Records of document pages:
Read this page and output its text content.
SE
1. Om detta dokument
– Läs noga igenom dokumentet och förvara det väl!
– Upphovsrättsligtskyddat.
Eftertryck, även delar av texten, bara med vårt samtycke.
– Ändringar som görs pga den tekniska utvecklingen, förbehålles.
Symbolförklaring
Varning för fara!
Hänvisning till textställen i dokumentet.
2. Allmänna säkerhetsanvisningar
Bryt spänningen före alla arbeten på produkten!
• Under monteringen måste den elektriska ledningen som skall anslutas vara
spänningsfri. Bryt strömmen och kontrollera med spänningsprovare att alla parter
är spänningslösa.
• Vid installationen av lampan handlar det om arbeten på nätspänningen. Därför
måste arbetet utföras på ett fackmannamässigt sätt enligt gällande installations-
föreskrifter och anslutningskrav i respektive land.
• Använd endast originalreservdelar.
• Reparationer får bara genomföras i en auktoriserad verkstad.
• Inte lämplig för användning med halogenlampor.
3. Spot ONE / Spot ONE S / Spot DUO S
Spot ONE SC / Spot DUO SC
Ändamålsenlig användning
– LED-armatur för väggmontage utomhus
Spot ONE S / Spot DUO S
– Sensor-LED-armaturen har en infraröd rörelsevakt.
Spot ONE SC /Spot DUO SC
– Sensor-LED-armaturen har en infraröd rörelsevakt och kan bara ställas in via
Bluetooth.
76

→ WHAT TO PRODUCE
Your task is to output the full set of records exactly as presented.

→ TASK RESPONSE
Read this page and output its text content.
SE
1. Om detta dokument
– Läs noga igenom dokumentet och förvara det väl!
– Upphovsrättsligtskyddat.
Eftertryck, även delar av texten, bara med vårt samtycke.
– Ändringar som görs pga den tekniska utvecklingen, förbehålles.
Symbolförklaring
Varning för fara!
Hänvisning till textställen i dokumentet.
2. Allmänna säkerhetsanvisningar
Bryt spänningen före alla arbeten på produkten!
• Under monteringen måste den elektriska ledningen som skall anslutas vara
spänningsfri. Bryt strömmen och kontrollera med spänningsprovare att alla parter
är spänningslösa.
• Vid installationen av lampan handlar det om arbeten på nätspänningen. Därför
måste arbetet utföras på ett fackmannamässigt sätt enligt gällande installations-
föreskrifter och anslutningskrav i respektive land.
• Använd endast originalreservdelar.
• Reparationer får bara genomföras i en auktoriserad verkstad.
• Inte lämplig för användning med halogenlampor.
3. Spot ONE / Spot ONE S / Spot DUO S
Spot ONE SC / Spot DUO SC
Ändamålsenlig användning
– LED-armatur för väggmontage utomhus
Spot ONE S / Spot DUO S
– Sensor-LED-armaturen har en infraröd rörelsevakt.
Spot ONE SC /Spot DUO SC
– Sensor-LED-armaturen har en infraröd rörelsevakt och kan bara ställas in via
Bluetooth.
76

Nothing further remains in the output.